** begin Dataset **

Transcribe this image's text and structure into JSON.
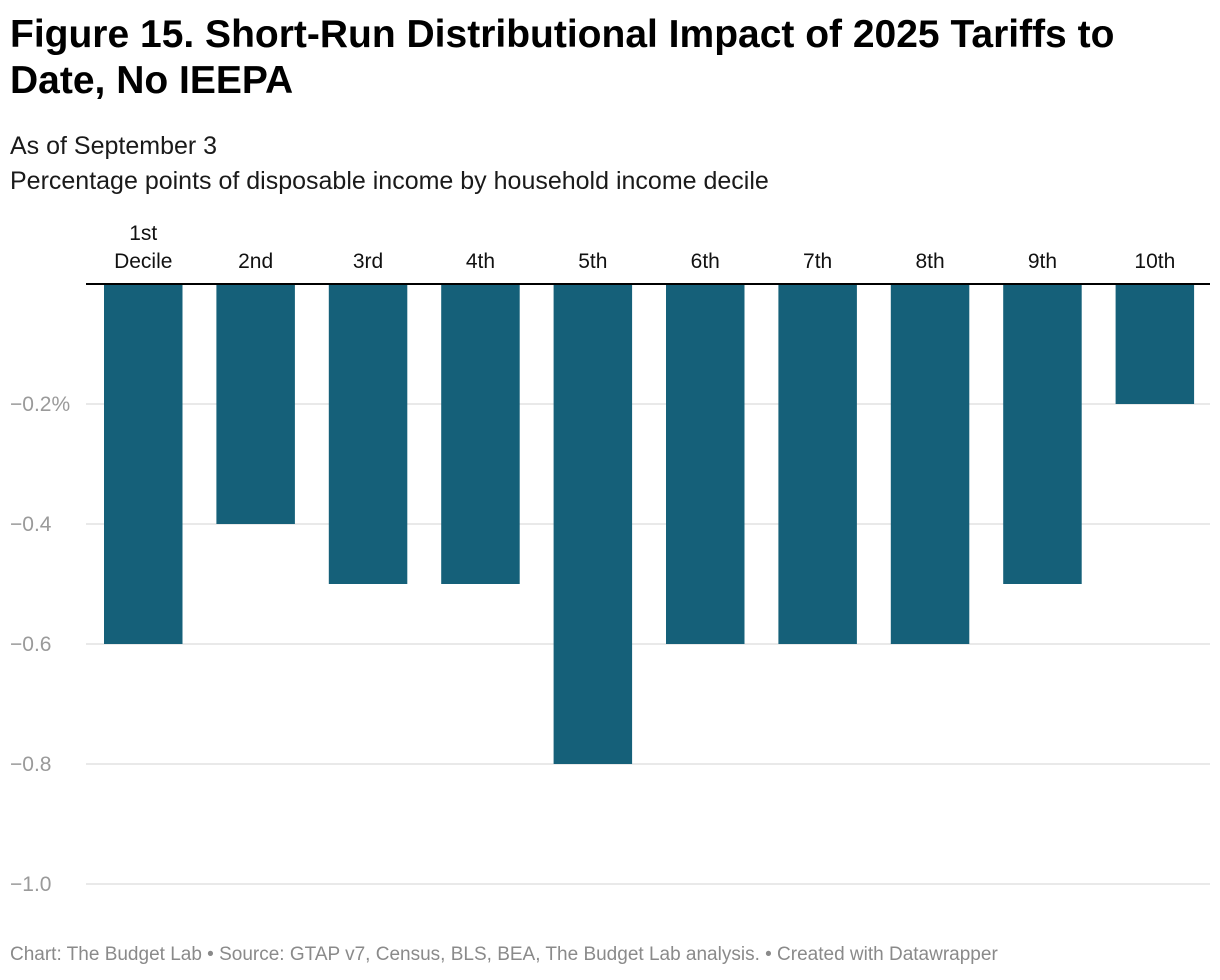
{
  "title": "Figure 15. Short-Run Distributional Impact of 2025 Tariffs to Date, No IEEPA",
  "subtitle_line1": "As of September 3",
  "subtitle_line2": "Percentage points of disposable income by household income decile",
  "footer": "Chart: The Budget Lab • Source: GTAP v7, Census, BLS, BEA, The Budget Lab analysis. • Created with Datawrapper",
  "colors": {
    "bar": "#156079",
    "grid": "#e2e2e2",
    "baseline": "#000000"
  },
  "chart_data": {
    "type": "bar",
    "categories": [
      [
        "1st",
        "Decile"
      ],
      [
        "2nd"
      ],
      [
        "3rd"
      ],
      [
        "4th"
      ],
      [
        "5th"
      ],
      [
        "6th"
      ],
      [
        "7th"
      ],
      [
        "8th"
      ],
      [
        "9th"
      ],
      [
        "10th"
      ]
    ],
    "values": [
      -0.6,
      -0.4,
      -0.5,
      -0.5,
      -0.8,
      -0.6,
      -0.6,
      -0.6,
      -0.5,
      -0.2
    ],
    "ylim": [
      -1.0,
      0
    ],
    "yticks": [
      {
        "value": -0.2,
        "label": "−0.2%"
      },
      {
        "value": -0.4,
        "label": "−0.4"
      },
      {
        "value": -0.6,
        "label": "−0.6"
      },
      {
        "value": -0.8,
        "label": "−0.8"
      },
      {
        "value": -1.0,
        "label": "−1.0"
      }
    ],
    "grid": true,
    "category_axis_position": "top"
  }
}
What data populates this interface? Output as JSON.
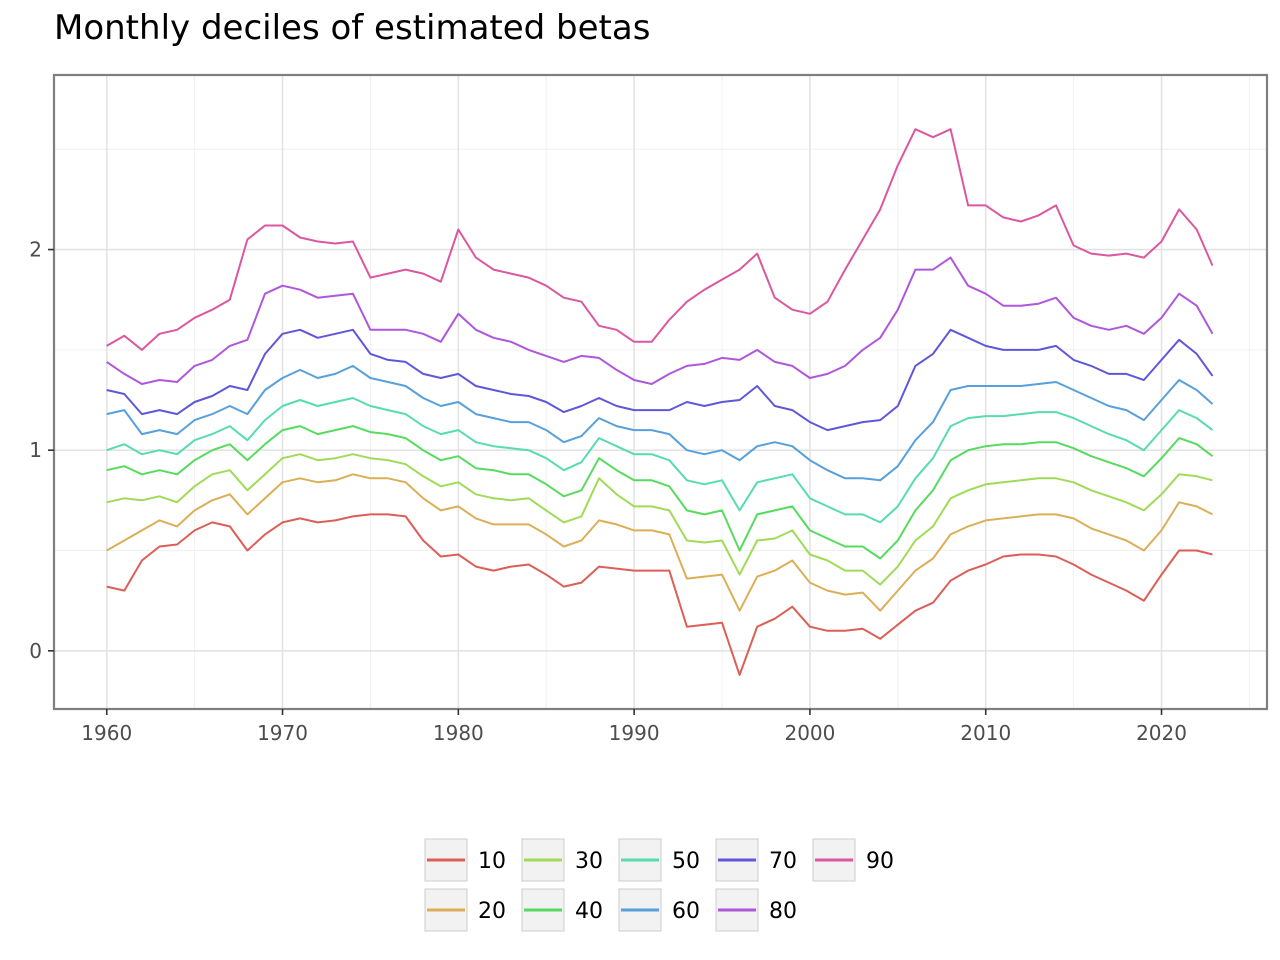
{
  "chart_data": {
    "type": "line",
    "title": "Monthly deciles of estimated betas",
    "xlabel": "",
    "ylabel": "",
    "xlim": [
      1957,
      2026
    ],
    "ylim": [
      -0.29,
      2.87
    ],
    "x_ticks": [
      "1960",
      "1970",
      "1980",
      "1990",
      "2000",
      "2010",
      "2020"
    ],
    "y_ticks": [
      "0",
      "1",
      "2"
    ],
    "grid": true,
    "legend_position": "bottom",
    "x": [
      1960,
      1961,
      1962,
      1963,
      1964,
      1965,
      1966,
      1967,
      1968,
      1969,
      1970,
      1971,
      1972,
      1973,
      1974,
      1975,
      1976,
      1977,
      1978,
      1979,
      1980,
      1981,
      1982,
      1983,
      1984,
      1985,
      1986,
      1987,
      1988,
      1989,
      1990,
      1991,
      1992,
      1993,
      1994,
      1995,
      1996,
      1997,
      1998,
      1999,
      2000,
      2001,
      2002,
      2003,
      2004,
      2005,
      2006,
      2007,
      2008,
      2009,
      2010,
      2011,
      2012,
      2013,
      2014,
      2015,
      2016,
      2017,
      2018,
      2019,
      2020,
      2021,
      2022,
      2022.9
    ],
    "series": [
      {
        "name": "10",
        "color": "#db5f57",
        "values": [
          0.32,
          0.3,
          0.45,
          0.52,
          0.53,
          0.6,
          0.64,
          0.62,
          0.5,
          0.58,
          0.64,
          0.66,
          0.64,
          0.65,
          0.67,
          0.68,
          0.68,
          0.67,
          0.55,
          0.47,
          0.48,
          0.42,
          0.4,
          0.42,
          0.43,
          0.38,
          0.32,
          0.34,
          0.42,
          0.41,
          0.4,
          0.4,
          0.4,
          0.12,
          0.13,
          0.14,
          -0.12,
          0.12,
          0.16,
          0.22,
          0.12,
          0.1,
          0.1,
          0.11,
          0.06,
          0.13,
          0.2,
          0.24,
          0.35,
          0.4,
          0.43,
          0.47,
          0.48,
          0.48,
          0.47,
          0.43,
          0.38,
          0.34,
          0.3,
          0.25,
          0.38,
          0.5,
          0.5,
          0.48
        ]
      },
      {
        "name": "20",
        "color": "#dbaf57",
        "values": [
          0.5,
          0.55,
          0.6,
          0.65,
          0.62,
          0.7,
          0.75,
          0.78,
          0.68,
          0.76,
          0.84,
          0.86,
          0.84,
          0.85,
          0.88,
          0.86,
          0.86,
          0.84,
          0.76,
          0.7,
          0.72,
          0.66,
          0.63,
          0.63,
          0.63,
          0.58,
          0.52,
          0.55,
          0.65,
          0.63,
          0.6,
          0.6,
          0.58,
          0.36,
          0.37,
          0.38,
          0.2,
          0.37,
          0.4,
          0.45,
          0.34,
          0.3,
          0.28,
          0.29,
          0.2,
          0.3,
          0.4,
          0.46,
          0.58,
          0.62,
          0.65,
          0.66,
          0.67,
          0.68,
          0.68,
          0.66,
          0.61,
          0.58,
          0.55,
          0.5,
          0.6,
          0.74,
          0.72,
          0.68
        ]
      },
      {
        "name": "30",
        "color": "#a0db57",
        "values": [
          0.74,
          0.76,
          0.75,
          0.77,
          0.74,
          0.82,
          0.88,
          0.9,
          0.8,
          0.88,
          0.96,
          0.98,
          0.95,
          0.96,
          0.98,
          0.96,
          0.95,
          0.93,
          0.87,
          0.82,
          0.84,
          0.78,
          0.76,
          0.75,
          0.76,
          0.7,
          0.64,
          0.67,
          0.86,
          0.78,
          0.72,
          0.72,
          0.7,
          0.55,
          0.54,
          0.55,
          0.38,
          0.55,
          0.56,
          0.6,
          0.48,
          0.45,
          0.4,
          0.4,
          0.33,
          0.42,
          0.55,
          0.62,
          0.76,
          0.8,
          0.83,
          0.84,
          0.85,
          0.86,
          0.86,
          0.84,
          0.8,
          0.77,
          0.74,
          0.7,
          0.78,
          0.88,
          0.87,
          0.85
        ]
      },
      {
        "name": "40",
        "color": "#57db5f",
        "values": [
          0.9,
          0.92,
          0.88,
          0.9,
          0.88,
          0.95,
          1.0,
          1.03,
          0.95,
          1.03,
          1.1,
          1.12,
          1.08,
          1.1,
          1.12,
          1.09,
          1.08,
          1.06,
          1.0,
          0.95,
          0.97,
          0.91,
          0.9,
          0.88,
          0.88,
          0.83,
          0.77,
          0.8,
          0.96,
          0.9,
          0.85,
          0.85,
          0.82,
          0.7,
          0.68,
          0.7,
          0.5,
          0.68,
          0.7,
          0.72,
          0.6,
          0.56,
          0.52,
          0.52,
          0.46,
          0.55,
          0.7,
          0.8,
          0.95,
          1.0,
          1.02,
          1.03,
          1.03,
          1.04,
          1.04,
          1.01,
          0.97,
          0.94,
          0.91,
          0.87,
          0.96,
          1.06,
          1.03,
          0.97
        ]
      },
      {
        "name": "50",
        "color": "#57dbaf",
        "values": [
          1.0,
          1.03,
          0.98,
          1.0,
          0.98,
          1.05,
          1.08,
          1.12,
          1.05,
          1.15,
          1.22,
          1.25,
          1.22,
          1.24,
          1.26,
          1.22,
          1.2,
          1.18,
          1.12,
          1.08,
          1.1,
          1.04,
          1.02,
          1.01,
          1.0,
          0.96,
          0.9,
          0.94,
          1.06,
          1.02,
          0.98,
          0.98,
          0.95,
          0.85,
          0.83,
          0.85,
          0.7,
          0.84,
          0.86,
          0.88,
          0.76,
          0.72,
          0.68,
          0.68,
          0.64,
          0.72,
          0.86,
          0.96,
          1.12,
          1.16,
          1.17,
          1.17,
          1.18,
          1.19,
          1.19,
          1.16,
          1.12,
          1.08,
          1.05,
          1.0,
          1.1,
          1.2,
          1.16,
          1.1
        ]
      },
      {
        "name": "60",
        "color": "#57a0db",
        "values": [
          1.18,
          1.2,
          1.08,
          1.1,
          1.08,
          1.15,
          1.18,
          1.22,
          1.18,
          1.3,
          1.36,
          1.4,
          1.36,
          1.38,
          1.42,
          1.36,
          1.34,
          1.32,
          1.26,
          1.22,
          1.24,
          1.18,
          1.16,
          1.14,
          1.14,
          1.1,
          1.04,
          1.07,
          1.16,
          1.12,
          1.1,
          1.1,
          1.08,
          1.0,
          0.98,
          1.0,
          0.95,
          1.02,
          1.04,
          1.02,
          0.95,
          0.9,
          0.86,
          0.86,
          0.85,
          0.92,
          1.05,
          1.14,
          1.3,
          1.32,
          1.32,
          1.32,
          1.32,
          1.33,
          1.34,
          1.3,
          1.26,
          1.22,
          1.2,
          1.15,
          1.25,
          1.35,
          1.3,
          1.23
        ]
      },
      {
        "name": "70",
        "color": "#5f57db",
        "values": [
          1.3,
          1.28,
          1.18,
          1.2,
          1.18,
          1.24,
          1.27,
          1.32,
          1.3,
          1.48,
          1.58,
          1.6,
          1.56,
          1.58,
          1.6,
          1.48,
          1.45,
          1.44,
          1.38,
          1.36,
          1.38,
          1.32,
          1.3,
          1.28,
          1.27,
          1.24,
          1.19,
          1.22,
          1.26,
          1.22,
          1.2,
          1.2,
          1.2,
          1.24,
          1.22,
          1.24,
          1.25,
          1.32,
          1.22,
          1.2,
          1.14,
          1.1,
          1.12,
          1.14,
          1.15,
          1.22,
          1.42,
          1.48,
          1.6,
          1.56,
          1.52,
          1.5,
          1.5,
          1.5,
          1.52,
          1.45,
          1.42,
          1.38,
          1.38,
          1.35,
          1.45,
          1.55,
          1.48,
          1.37
        ]
      },
      {
        "name": "80",
        "color": "#af57db",
        "values": [
          1.44,
          1.38,
          1.33,
          1.35,
          1.34,
          1.42,
          1.45,
          1.52,
          1.55,
          1.78,
          1.82,
          1.8,
          1.76,
          1.77,
          1.78,
          1.6,
          1.6,
          1.6,
          1.58,
          1.54,
          1.68,
          1.6,
          1.56,
          1.54,
          1.5,
          1.47,
          1.44,
          1.47,
          1.46,
          1.4,
          1.35,
          1.33,
          1.38,
          1.42,
          1.43,
          1.46,
          1.45,
          1.5,
          1.44,
          1.42,
          1.36,
          1.38,
          1.42,
          1.5,
          1.56,
          1.7,
          1.9,
          1.9,
          1.96,
          1.82,
          1.78,
          1.72,
          1.72,
          1.73,
          1.76,
          1.66,
          1.62,
          1.6,
          1.62,
          1.58,
          1.66,
          1.78,
          1.72,
          1.58
        ]
      },
      {
        "name": "90",
        "color": "#db57a0",
        "values": [
          1.52,
          1.57,
          1.5,
          1.58,
          1.6,
          1.66,
          1.7,
          1.75,
          2.05,
          2.12,
          2.12,
          2.06,
          2.04,
          2.03,
          2.04,
          1.86,
          1.88,
          1.9,
          1.88,
          1.84,
          2.1,
          1.96,
          1.9,
          1.88,
          1.86,
          1.82,
          1.76,
          1.74,
          1.62,
          1.6,
          1.54,
          1.54,
          1.65,
          1.74,
          1.8,
          1.85,
          1.9,
          1.98,
          1.76,
          1.7,
          1.68,
          1.74,
          1.9,
          2.05,
          2.2,
          2.42,
          2.6,
          2.56,
          2.6,
          2.22,
          2.22,
          2.16,
          2.14,
          2.17,
          2.22,
          2.02,
          1.98,
          1.97,
          1.98,
          1.96,
          2.04,
          2.2,
          2.1,
          1.92
        ]
      }
    ]
  }
}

** end Dataset **

◆ Written instruction ◆
Tally the lines of the listing in which the word "this" occurs, and state the total alone.

◆ Solution to the exercise ◆
2